Work instructions:
State how many lines of the records contain the string "this". Give the number alone.

Begin Data shown

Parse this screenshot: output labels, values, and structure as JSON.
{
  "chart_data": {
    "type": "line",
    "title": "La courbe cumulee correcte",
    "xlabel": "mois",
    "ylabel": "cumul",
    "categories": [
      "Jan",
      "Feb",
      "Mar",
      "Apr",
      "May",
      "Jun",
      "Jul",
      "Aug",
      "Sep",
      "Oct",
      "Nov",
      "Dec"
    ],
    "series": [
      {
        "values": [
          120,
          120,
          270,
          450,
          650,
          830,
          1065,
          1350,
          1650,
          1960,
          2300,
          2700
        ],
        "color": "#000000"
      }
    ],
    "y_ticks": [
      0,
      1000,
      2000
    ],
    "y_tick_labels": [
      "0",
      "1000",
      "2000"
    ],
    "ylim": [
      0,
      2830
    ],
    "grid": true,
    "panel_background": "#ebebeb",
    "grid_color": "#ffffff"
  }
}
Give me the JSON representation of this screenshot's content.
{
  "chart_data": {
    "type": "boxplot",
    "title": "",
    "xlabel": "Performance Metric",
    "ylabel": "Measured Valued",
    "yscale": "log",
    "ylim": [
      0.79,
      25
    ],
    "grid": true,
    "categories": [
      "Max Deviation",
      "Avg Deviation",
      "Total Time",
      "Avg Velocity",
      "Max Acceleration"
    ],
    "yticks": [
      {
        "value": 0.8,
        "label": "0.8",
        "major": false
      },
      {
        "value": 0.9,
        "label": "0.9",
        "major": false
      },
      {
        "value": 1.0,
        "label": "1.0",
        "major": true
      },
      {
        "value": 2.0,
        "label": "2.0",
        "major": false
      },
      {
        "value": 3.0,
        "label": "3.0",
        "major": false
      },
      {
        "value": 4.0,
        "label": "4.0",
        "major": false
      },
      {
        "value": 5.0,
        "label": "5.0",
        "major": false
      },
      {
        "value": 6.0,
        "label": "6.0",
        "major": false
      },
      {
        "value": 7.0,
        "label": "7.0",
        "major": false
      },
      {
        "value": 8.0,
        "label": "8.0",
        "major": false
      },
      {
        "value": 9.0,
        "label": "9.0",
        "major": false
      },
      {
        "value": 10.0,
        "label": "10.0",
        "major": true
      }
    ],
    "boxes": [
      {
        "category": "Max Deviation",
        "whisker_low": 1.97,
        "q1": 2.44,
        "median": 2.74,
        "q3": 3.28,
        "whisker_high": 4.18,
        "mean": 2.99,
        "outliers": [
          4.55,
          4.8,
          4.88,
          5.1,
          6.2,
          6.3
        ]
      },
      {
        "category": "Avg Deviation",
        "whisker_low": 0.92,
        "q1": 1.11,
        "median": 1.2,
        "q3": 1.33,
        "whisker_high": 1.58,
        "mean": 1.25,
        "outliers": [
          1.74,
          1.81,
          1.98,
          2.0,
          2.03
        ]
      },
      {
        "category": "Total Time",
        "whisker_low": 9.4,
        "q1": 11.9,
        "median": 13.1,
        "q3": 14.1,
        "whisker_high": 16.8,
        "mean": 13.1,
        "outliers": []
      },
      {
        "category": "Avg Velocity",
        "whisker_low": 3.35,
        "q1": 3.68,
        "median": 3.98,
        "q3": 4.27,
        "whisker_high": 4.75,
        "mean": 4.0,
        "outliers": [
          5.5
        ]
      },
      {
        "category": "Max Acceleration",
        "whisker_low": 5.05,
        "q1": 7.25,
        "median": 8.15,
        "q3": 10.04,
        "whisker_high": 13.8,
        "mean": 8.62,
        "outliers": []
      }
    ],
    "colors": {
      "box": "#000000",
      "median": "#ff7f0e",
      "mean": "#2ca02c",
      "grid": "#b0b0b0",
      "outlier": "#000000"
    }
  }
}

End Data shown

Final answer:
2